Source records:
--- START ---
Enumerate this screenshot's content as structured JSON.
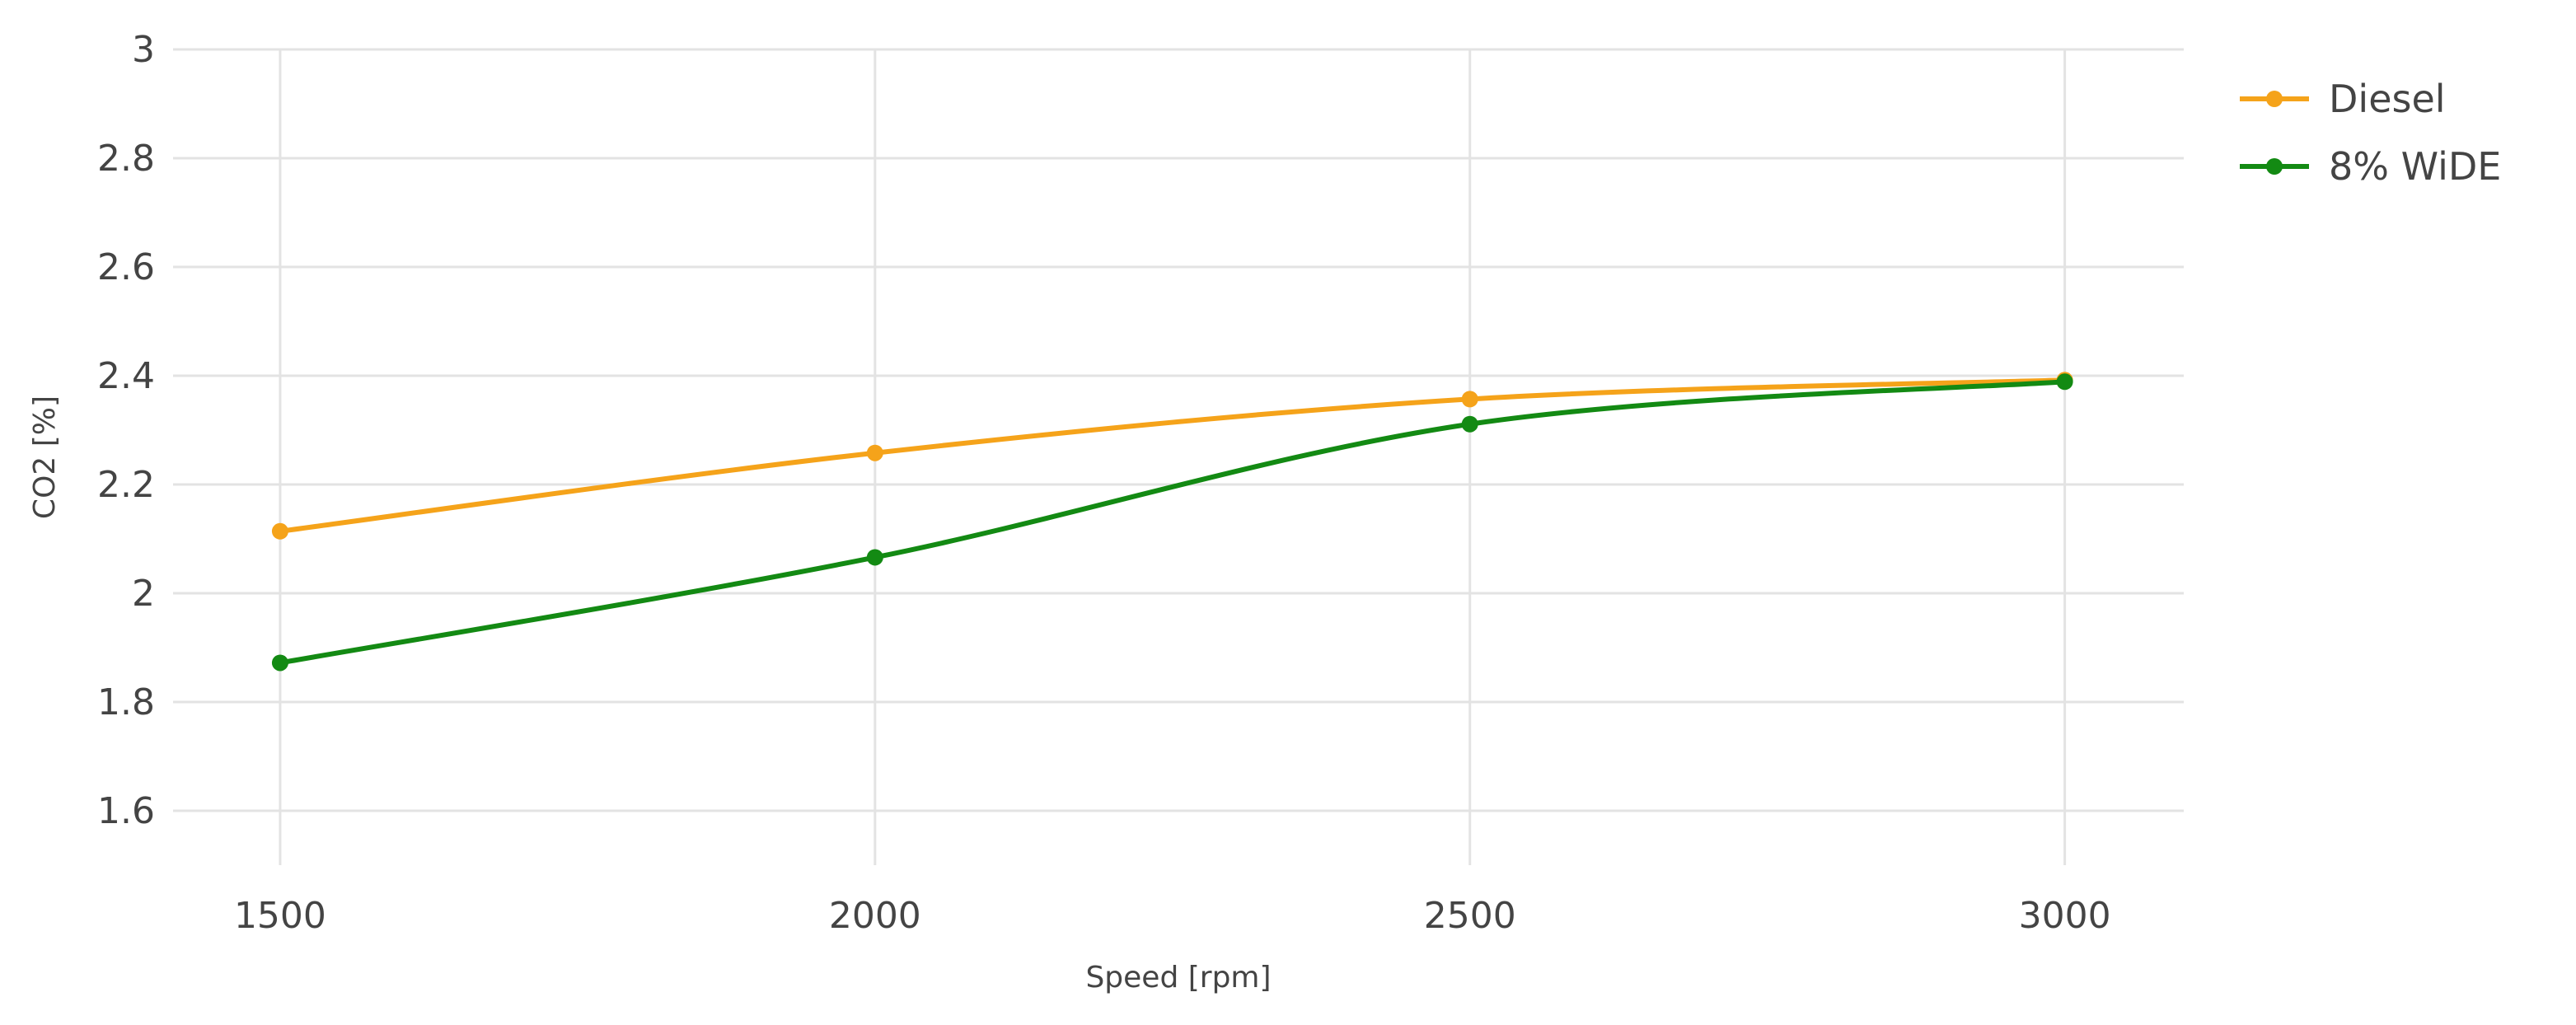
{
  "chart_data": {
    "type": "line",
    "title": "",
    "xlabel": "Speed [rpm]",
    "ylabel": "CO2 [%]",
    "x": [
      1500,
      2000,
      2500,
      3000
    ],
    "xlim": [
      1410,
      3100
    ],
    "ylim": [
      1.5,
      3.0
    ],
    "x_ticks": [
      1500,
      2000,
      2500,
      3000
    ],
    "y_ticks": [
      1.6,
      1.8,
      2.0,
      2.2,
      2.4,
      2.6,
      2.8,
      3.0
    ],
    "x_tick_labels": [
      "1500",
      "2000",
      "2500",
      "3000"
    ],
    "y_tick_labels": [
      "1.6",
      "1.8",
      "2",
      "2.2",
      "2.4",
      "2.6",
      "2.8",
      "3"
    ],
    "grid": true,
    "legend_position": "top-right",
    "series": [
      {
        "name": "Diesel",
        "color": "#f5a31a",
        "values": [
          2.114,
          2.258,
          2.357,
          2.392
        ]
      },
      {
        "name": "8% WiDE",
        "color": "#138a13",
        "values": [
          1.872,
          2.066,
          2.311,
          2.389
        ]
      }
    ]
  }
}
--- END ---
= DIRECTIVE =
Set down the material exactly, every line of it, except for the pictures.

= RESPONSE =
Enumerate this screenshot's content as structured JSON.
{
  "chart_data": {
    "type": "line",
    "title": "",
    "xlabel": "Speed [rpm]",
    "ylabel": "CO2 [%]",
    "x": [
      1500,
      2000,
      2500,
      3000
    ],
    "xlim": [
      1410,
      3100
    ],
    "ylim": [
      1.5,
      3.0
    ],
    "x_ticks": [
      1500,
      2000,
      2500,
      3000
    ],
    "y_ticks": [
      1.6,
      1.8,
      2.0,
      2.2,
      2.4,
      2.6,
      2.8,
      3.0
    ],
    "x_tick_labels": [
      "1500",
      "2000",
      "2500",
      "3000"
    ],
    "y_tick_labels": [
      "1.6",
      "1.8",
      "2",
      "2.2",
      "2.4",
      "2.6",
      "2.8",
      "3"
    ],
    "grid": true,
    "legend_position": "top-right",
    "series": [
      {
        "name": "Diesel",
        "color": "#f5a31a",
        "values": [
          2.114,
          2.258,
          2.357,
          2.392
        ]
      },
      {
        "name": "8% WiDE",
        "color": "#138a13",
        "values": [
          1.872,
          2.066,
          2.311,
          2.389
        ]
      }
    ]
  }
}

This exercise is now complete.